Exercise goal: Set out every line bearing the string "четвертый".

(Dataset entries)

::::::

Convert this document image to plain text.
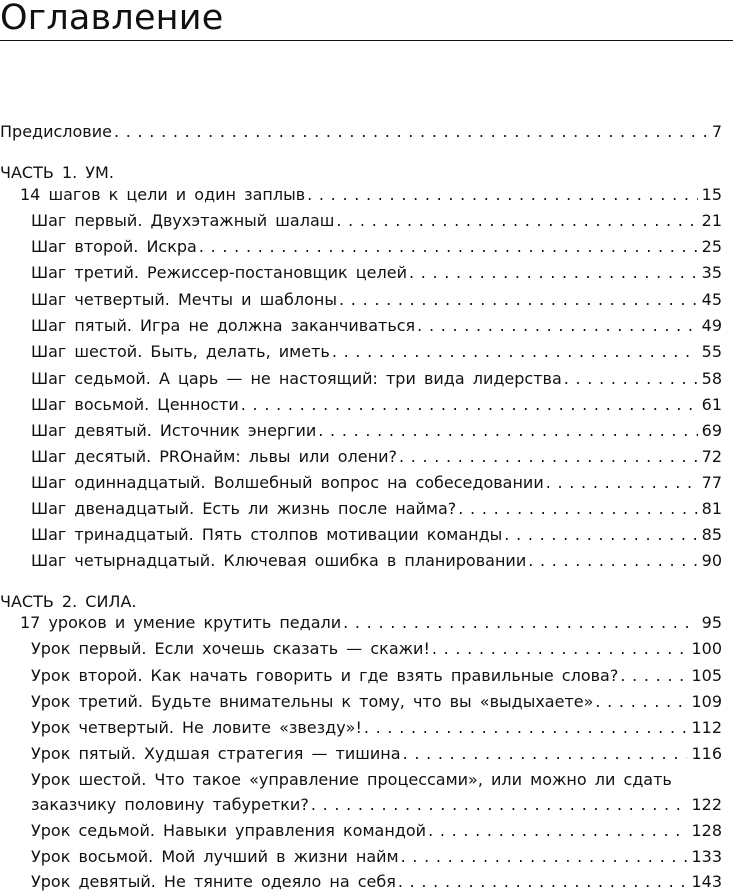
Оглавление
Предисловие . . .	7
ЧАСТЬ 1. УМ.
14 шагов к цели и один заплыв . . .	15
Шаг первый. Двухэтажный шалаш . . .	21
Шаг второй. Искра . . .	25
Шаг третий. Режиссер-постановщик целей . . .	35
Шаг четвертый. Мечты и шаблоны . . .	45
Шаг пятый. Игра не должна заканчиваться . . .	49
Шаг шестой. Быть, делать, иметь . . .	55
Шаг седьмой. А царь — не настоящий: три вида лидерства . . .	58
Шаг восьмой. Ценности . . .	61
Шаг девятый. Источник энергии . . .	69
Шаг десятый. PROнайм: львы или олени? . . .	72
Шаг одиннадцатый. Волшебный вопрос на собеседовании . . .	77
Шаг двенадцатый. Есть ли жизнь после найма? . . .	81
Шаг тринадцатый. Пять столпов мотивации команды . . .	85
Шаг четырнадцатый. Ключевая ошибка в планировании . . .	90
ЧАСТЬ 2. СИЛА.
17 уроков и умение крутить педали . . .	95
Урок первый. Если хочешь сказать — скажи! . . .	100
Урок второй. Как начать говорить и где взять правильные слова? . . .	105
Урок третий. Будьте внимательны к тому, что вы «выдыхаете» . . .	109
Урок четвертый. Не ловите «звезду»! . . .	112
Урок пятый. Худшая стратегия — тишина . . .	116
Урок шестой. Что такое «управление процессами», или можно ли сдать
заказчику половину табуретки? . . .	122
Урок седьмой. Навыки управления командой . . .	128
Урок восьмой. Мой лучший в жизни найм . . .	133
Урок девятый. Не тяните одеяло на себя . . .	143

::::::

Solution for this problem:
Шаг четвертый. Мечты и шаблоны . . .	45
Урок четвертый. Не ловите «звезду»! . . .	112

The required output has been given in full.